# Aim:
Look through the listing for the word "Mixture". Copy each line that has it.
-- Start of Data records --
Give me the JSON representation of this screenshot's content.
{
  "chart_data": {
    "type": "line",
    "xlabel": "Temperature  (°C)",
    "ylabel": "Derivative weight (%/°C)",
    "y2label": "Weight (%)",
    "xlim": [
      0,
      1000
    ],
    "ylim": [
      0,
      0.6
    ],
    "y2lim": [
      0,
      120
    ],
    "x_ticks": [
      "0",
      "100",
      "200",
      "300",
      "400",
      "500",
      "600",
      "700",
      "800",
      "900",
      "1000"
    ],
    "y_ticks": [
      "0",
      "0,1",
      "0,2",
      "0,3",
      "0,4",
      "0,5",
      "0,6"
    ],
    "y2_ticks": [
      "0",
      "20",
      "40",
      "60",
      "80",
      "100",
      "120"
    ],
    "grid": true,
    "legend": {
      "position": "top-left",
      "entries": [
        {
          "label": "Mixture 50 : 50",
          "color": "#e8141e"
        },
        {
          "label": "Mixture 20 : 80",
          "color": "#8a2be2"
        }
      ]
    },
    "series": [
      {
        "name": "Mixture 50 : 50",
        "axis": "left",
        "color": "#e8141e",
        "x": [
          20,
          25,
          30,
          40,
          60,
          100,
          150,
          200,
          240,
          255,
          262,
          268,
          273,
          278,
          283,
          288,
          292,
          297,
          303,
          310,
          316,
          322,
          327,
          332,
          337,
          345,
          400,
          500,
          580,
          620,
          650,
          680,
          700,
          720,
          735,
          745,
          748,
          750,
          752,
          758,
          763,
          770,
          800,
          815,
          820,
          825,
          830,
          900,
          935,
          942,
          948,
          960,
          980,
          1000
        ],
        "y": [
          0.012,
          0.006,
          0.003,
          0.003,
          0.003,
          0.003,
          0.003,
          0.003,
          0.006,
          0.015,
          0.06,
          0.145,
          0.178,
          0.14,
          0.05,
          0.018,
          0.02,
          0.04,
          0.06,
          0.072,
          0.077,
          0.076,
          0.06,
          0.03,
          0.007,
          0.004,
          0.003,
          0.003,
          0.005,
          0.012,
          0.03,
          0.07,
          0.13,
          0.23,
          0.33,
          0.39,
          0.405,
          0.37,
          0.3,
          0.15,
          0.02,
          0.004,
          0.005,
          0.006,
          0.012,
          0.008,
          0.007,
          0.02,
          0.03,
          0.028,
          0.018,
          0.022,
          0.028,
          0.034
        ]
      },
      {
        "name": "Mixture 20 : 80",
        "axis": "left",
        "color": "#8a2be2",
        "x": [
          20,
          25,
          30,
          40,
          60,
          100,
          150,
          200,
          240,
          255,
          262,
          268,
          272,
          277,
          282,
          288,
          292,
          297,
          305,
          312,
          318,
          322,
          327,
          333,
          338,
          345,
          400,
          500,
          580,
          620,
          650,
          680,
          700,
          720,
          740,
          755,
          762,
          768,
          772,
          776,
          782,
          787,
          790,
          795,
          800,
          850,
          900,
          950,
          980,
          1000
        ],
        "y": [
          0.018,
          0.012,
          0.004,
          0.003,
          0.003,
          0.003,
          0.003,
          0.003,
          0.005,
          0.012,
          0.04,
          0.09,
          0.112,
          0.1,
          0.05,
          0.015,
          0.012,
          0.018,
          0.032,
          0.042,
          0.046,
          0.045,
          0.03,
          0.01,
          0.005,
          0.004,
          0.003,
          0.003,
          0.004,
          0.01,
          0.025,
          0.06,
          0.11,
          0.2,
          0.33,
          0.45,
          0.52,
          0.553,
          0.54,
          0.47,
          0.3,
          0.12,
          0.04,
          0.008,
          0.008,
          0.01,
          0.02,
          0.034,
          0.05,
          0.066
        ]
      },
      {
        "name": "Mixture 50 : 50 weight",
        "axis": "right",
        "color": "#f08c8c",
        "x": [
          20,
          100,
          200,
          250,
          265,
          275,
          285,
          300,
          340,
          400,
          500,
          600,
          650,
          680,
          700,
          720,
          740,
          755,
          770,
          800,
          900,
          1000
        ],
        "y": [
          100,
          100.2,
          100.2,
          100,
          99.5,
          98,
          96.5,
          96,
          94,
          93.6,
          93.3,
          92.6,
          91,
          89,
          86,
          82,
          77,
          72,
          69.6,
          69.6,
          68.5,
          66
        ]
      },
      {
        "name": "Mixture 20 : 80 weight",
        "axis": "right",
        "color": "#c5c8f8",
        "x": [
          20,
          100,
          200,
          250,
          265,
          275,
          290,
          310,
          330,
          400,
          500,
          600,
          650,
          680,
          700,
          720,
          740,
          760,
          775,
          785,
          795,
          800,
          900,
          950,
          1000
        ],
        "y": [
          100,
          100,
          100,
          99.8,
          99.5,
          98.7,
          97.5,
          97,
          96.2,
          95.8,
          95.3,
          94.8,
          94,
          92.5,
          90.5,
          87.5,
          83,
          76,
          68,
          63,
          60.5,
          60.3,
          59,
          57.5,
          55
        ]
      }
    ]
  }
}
-- End of Data records --
# Result for this task:
          "label": "Mixture 50 : 50",
          "label": "Mixture 20 : 80",
        "name": "Mixture 50 : 50",
        "name": "Mixture 20 : 80",
        "name": "Mixture 50 : 50 weight",
        "name": "Mixture 20 : 80 weight",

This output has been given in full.